- Written task
Every entry must be duplicated precisely as written.

- Raw records
>> Begin

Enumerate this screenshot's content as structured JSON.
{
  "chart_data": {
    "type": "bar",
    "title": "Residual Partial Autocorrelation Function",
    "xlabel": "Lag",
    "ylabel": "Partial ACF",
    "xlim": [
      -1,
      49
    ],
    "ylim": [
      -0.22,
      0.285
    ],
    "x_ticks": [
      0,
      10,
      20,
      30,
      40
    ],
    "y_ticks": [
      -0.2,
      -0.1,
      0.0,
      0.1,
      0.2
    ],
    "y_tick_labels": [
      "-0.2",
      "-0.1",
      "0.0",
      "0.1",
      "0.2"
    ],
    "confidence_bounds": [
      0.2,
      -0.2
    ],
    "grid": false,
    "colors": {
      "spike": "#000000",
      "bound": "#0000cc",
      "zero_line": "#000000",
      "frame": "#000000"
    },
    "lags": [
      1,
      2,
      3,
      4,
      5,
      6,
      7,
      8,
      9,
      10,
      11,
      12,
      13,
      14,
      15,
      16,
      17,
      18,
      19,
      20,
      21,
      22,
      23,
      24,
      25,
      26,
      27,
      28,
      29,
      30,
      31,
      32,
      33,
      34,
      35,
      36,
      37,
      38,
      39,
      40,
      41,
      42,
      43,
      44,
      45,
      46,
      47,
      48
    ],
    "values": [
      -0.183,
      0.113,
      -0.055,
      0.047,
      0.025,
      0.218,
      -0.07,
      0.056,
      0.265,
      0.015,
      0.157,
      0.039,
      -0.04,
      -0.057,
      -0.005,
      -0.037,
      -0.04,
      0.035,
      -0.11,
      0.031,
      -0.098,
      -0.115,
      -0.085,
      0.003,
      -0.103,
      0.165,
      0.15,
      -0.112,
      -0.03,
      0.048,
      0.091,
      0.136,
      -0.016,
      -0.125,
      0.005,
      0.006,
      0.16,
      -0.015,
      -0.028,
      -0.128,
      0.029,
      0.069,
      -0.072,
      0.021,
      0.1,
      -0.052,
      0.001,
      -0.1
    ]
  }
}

>> End

- Exercise solution
Enumerate this screenshot's content as structured JSON.
{
  "chart_data": {
    "type": "bar",
    "title": "Residual Partial Autocorrelation Function",
    "xlabel": "Lag",
    "ylabel": "Partial ACF",
    "xlim": [
      -1,
      49
    ],
    "ylim": [
      -0.22,
      0.285
    ],
    "x_ticks": [
      0,
      10,
      20,
      30,
      40
    ],
    "y_ticks": [
      -0.2,
      -0.1,
      0.0,
      0.1,
      0.2
    ],
    "y_tick_labels": [
      "-0.2",
      "-0.1",
      "0.0",
      "0.1",
      "0.2"
    ],
    "confidence_bounds": [
      0.2,
      -0.2
    ],
    "grid": false,
    "colors": {
      "spike": "#000000",
      "bound": "#0000cc",
      "zero_line": "#000000",
      "frame": "#000000"
    },
    "lags": [
      1,
      2,
      3,
      4,
      5,
      6,
      7,
      8,
      9,
      10,
      11,
      12,
      13,
      14,
      15,
      16,
      17,
      18,
      19,
      20,
      21,
      22,
      23,
      24,
      25,
      26,
      27,
      28,
      29,
      30,
      31,
      32,
      33,
      34,
      35,
      36,
      37,
      38,
      39,
      40,
      41,
      42,
      43,
      44,
      45,
      46,
      47,
      48
    ],
    "values": [
      -0.183,
      0.113,
      -0.055,
      0.047,
      0.025,
      0.218,
      -0.07,
      0.056,
      0.265,
      0.015,
      0.157,
      0.039,
      -0.04,
      -0.057,
      -0.005,
      -0.037,
      -0.04,
      0.035,
      -0.11,
      0.031,
      -0.098,
      -0.115,
      -0.085,
      0.003,
      -0.103,
      0.165,
      0.15,
      -0.112,
      -0.03,
      0.048,
      0.091,
      0.136,
      -0.016,
      -0.125,
      0.005,
      0.006,
      0.16,
      -0.015,
      -0.028,
      -0.128,
      0.029,
      0.069,
      -0.072,
      0.021,
      0.1,
      -0.052,
      0.001,
      -0.1
    ]
  }
}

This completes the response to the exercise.